### Work to do
Write each line out exactly, leaving none out.

### Provided entries

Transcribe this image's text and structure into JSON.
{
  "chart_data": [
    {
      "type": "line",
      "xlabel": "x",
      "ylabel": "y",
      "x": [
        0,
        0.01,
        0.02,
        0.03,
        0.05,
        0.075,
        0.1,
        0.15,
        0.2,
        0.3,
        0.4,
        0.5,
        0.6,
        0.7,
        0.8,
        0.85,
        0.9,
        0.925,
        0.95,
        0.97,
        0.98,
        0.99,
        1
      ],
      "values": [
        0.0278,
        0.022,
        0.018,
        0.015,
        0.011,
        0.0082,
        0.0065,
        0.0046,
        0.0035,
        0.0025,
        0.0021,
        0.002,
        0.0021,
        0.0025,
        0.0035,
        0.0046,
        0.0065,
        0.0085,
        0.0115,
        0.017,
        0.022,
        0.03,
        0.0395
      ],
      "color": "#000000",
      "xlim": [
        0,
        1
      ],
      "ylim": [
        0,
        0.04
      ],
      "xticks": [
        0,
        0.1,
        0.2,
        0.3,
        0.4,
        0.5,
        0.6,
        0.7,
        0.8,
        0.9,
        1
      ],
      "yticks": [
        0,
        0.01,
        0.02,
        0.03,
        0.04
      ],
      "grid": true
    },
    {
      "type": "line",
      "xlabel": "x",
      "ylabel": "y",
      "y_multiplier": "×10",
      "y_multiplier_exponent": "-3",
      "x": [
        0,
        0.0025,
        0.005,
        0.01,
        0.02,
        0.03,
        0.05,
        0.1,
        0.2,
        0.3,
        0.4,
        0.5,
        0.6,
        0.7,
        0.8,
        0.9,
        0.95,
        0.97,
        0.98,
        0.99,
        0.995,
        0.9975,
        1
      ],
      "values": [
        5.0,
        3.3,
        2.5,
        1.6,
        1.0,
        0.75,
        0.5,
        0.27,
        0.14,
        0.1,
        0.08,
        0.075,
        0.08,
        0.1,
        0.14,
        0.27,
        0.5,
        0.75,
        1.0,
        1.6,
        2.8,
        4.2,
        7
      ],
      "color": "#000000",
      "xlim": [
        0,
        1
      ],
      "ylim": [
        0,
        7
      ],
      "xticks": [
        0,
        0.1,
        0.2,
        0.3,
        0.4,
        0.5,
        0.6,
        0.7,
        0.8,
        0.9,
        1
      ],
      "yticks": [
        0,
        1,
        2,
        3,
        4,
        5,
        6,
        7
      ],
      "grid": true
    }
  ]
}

### Finished answer
Transcribe this image's text and structure into JSON.
{
  "chart_data": [
    {
      "type": "line",
      "xlabel": "x",
      "ylabel": "y",
      "x": [
        0,
        0.01,
        0.02,
        0.03,
        0.05,
        0.075,
        0.1,
        0.15,
        0.2,
        0.3,
        0.4,
        0.5,
        0.6,
        0.7,
        0.8,
        0.85,
        0.9,
        0.925,
        0.95,
        0.97,
        0.98,
        0.99,
        1
      ],
      "values": [
        0.0278,
        0.022,
        0.018,
        0.015,
        0.011,
        0.0082,
        0.0065,
        0.0046,
        0.0035,
        0.0025,
        0.0021,
        0.002,
        0.0021,
        0.0025,
        0.0035,
        0.0046,
        0.0065,
        0.0085,
        0.0115,
        0.017,
        0.022,
        0.03,
        0.0395
      ],
      "color": "#000000",
      "xlim": [
        0,
        1
      ],
      "ylim": [
        0,
        0.04
      ],
      "xticks": [
        0,
        0.1,
        0.2,
        0.3,
        0.4,
        0.5,
        0.6,
        0.7,
        0.8,
        0.9,
        1
      ],
      "yticks": [
        0,
        0.01,
        0.02,
        0.03,
        0.04
      ],
      "grid": true
    },
    {
      "type": "line",
      "xlabel": "x",
      "ylabel": "y",
      "y_multiplier": "×10",
      "y_multiplier_exponent": "-3",
      "x": [
        0,
        0.0025,
        0.005,
        0.01,
        0.02,
        0.03,
        0.05,
        0.1,
        0.2,
        0.3,
        0.4,
        0.5,
        0.6,
        0.7,
        0.8,
        0.9,
        0.95,
        0.97,
        0.98,
        0.99,
        0.995,
        0.9975,
        1
      ],
      "values": [
        5.0,
        3.3,
        2.5,
        1.6,
        1.0,
        0.75,
        0.5,
        0.27,
        0.14,
        0.1,
        0.08,
        0.075,
        0.08,
        0.1,
        0.14,
        0.27,
        0.5,
        0.75,
        1.0,
        1.6,
        2.8,
        4.2,
        7
      ],
      "color": "#000000",
      "xlim": [
        0,
        1
      ],
      "ylim": [
        0,
        7
      ],
      "xticks": [
        0,
        0.1,
        0.2,
        0.3,
        0.4,
        0.5,
        0.6,
        0.7,
        0.8,
        0.9,
        1
      ],
      "yticks": [
        0,
        1,
        2,
        3,
        4,
        5,
        6,
        7
      ],
      "grid": true
    }
  ]
}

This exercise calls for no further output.